§ **WRITTEN EXERCISE**:
Extract each line containing the string "территории".

§ **INPUT RECORDS**:
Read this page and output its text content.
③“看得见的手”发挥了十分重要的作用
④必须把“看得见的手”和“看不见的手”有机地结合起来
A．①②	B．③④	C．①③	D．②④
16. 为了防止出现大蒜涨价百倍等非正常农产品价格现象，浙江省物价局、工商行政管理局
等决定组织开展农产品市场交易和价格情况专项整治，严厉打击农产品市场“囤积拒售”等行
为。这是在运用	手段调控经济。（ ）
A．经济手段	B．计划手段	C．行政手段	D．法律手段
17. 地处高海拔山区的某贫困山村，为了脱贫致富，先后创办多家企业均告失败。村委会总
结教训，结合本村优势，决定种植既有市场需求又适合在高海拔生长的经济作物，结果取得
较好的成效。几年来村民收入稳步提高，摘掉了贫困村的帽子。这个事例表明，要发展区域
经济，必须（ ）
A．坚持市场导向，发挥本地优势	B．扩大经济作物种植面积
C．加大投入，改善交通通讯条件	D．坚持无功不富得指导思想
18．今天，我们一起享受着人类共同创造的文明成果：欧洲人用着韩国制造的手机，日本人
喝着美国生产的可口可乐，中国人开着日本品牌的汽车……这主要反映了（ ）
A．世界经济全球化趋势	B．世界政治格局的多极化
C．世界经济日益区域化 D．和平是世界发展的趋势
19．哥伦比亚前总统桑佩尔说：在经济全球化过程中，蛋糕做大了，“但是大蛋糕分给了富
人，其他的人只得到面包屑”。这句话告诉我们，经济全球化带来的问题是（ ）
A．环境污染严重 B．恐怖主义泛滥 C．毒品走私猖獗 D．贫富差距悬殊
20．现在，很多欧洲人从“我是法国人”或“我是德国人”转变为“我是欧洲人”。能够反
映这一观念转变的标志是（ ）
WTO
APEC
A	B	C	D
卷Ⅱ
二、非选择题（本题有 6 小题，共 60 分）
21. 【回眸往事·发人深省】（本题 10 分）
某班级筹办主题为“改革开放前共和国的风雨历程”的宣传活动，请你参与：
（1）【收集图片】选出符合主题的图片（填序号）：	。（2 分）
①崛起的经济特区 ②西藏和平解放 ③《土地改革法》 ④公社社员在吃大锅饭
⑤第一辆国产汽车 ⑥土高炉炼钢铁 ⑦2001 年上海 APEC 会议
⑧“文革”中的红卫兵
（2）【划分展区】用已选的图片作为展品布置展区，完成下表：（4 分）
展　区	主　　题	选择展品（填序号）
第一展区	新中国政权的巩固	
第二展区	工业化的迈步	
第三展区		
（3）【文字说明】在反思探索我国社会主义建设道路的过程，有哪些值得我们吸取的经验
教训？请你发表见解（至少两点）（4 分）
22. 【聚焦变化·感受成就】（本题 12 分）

* * *

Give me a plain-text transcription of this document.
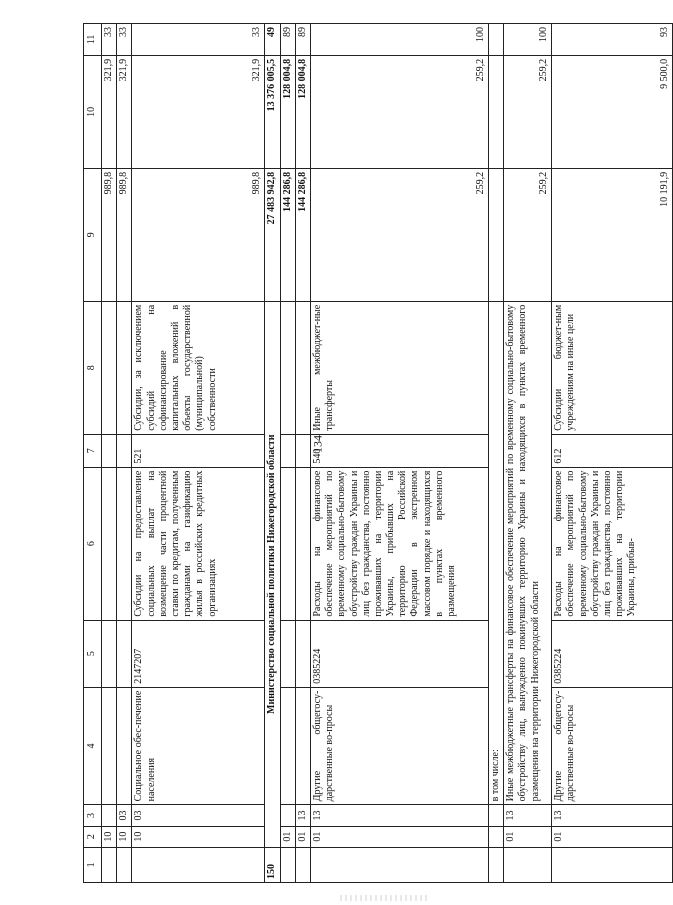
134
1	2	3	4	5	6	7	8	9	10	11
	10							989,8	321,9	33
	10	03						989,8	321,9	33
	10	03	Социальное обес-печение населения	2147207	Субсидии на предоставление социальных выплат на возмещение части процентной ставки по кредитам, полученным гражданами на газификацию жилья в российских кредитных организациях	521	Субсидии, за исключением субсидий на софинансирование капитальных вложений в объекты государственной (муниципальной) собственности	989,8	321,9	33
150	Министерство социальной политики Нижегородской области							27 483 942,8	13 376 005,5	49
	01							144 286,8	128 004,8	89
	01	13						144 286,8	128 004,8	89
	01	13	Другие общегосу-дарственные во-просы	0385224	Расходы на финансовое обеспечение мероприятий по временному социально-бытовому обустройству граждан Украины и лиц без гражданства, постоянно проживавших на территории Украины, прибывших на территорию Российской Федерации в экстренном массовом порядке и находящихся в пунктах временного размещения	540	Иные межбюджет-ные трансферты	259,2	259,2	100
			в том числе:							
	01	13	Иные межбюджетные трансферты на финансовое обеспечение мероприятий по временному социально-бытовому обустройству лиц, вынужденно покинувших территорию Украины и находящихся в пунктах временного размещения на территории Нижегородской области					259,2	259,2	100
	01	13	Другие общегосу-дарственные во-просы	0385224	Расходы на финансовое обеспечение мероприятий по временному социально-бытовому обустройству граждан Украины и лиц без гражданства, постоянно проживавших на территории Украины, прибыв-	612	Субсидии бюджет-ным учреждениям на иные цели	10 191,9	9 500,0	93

* * *

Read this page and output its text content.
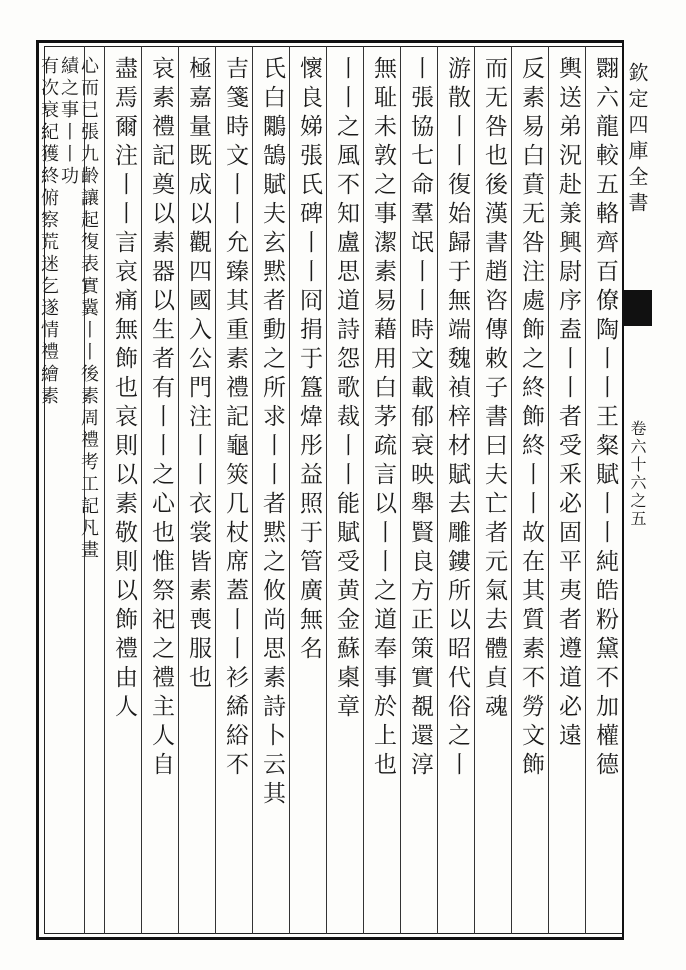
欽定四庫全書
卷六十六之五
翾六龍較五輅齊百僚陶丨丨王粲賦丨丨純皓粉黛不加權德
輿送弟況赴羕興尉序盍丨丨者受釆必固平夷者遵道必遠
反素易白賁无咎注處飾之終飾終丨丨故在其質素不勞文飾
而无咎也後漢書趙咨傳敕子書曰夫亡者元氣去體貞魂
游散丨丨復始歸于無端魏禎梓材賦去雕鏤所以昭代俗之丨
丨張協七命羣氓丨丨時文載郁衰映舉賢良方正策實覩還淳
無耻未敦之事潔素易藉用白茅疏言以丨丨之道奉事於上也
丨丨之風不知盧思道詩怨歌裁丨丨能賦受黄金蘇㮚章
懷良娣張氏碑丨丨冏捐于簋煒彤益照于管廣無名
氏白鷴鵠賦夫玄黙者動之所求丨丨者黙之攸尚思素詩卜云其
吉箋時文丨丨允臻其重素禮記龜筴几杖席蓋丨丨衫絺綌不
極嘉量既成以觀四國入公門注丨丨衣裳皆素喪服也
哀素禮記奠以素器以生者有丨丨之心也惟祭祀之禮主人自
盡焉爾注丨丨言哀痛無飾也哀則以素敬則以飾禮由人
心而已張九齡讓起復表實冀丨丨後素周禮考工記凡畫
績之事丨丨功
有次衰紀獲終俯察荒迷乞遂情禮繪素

§ **EXERCISE RESULT**:
	01	13	Другие общегосу-дарственные во-просы	0385224	Расходы на финансовое обеспечение мероприятий по временному социально-бытовому обустройству граждан Украины и лиц без гражданства, постоянно проживавших на территории Украины, прибывших на территорию Российской Федерации в экстренном массовом порядке и находящихся в пунктах временного размещения	540	Иные межбюджет-ные трансферты	259,2	259,2	100
	01	13	Иные межбюджетные трансферты на финансовое обеспечение мероприятий по временному социально-бытовому обустройству лиц, вынужденно покинувших территорию Украины и находящихся в пунктах временного размещения на территории Нижегородской области					259,2	259,2	100
	01	13	Другие общегосу-дарственные во-просы	0385224	Расходы на финансовое обеспечение мероприятий по временному социально-бытовому обустройству граждан Украины и лиц без гражданства, постоянно проживавших на территории Украины, прибыв-	612	Субсидии бюджет-ным учреждениям на иные цели	10 191,9	9 500,0	93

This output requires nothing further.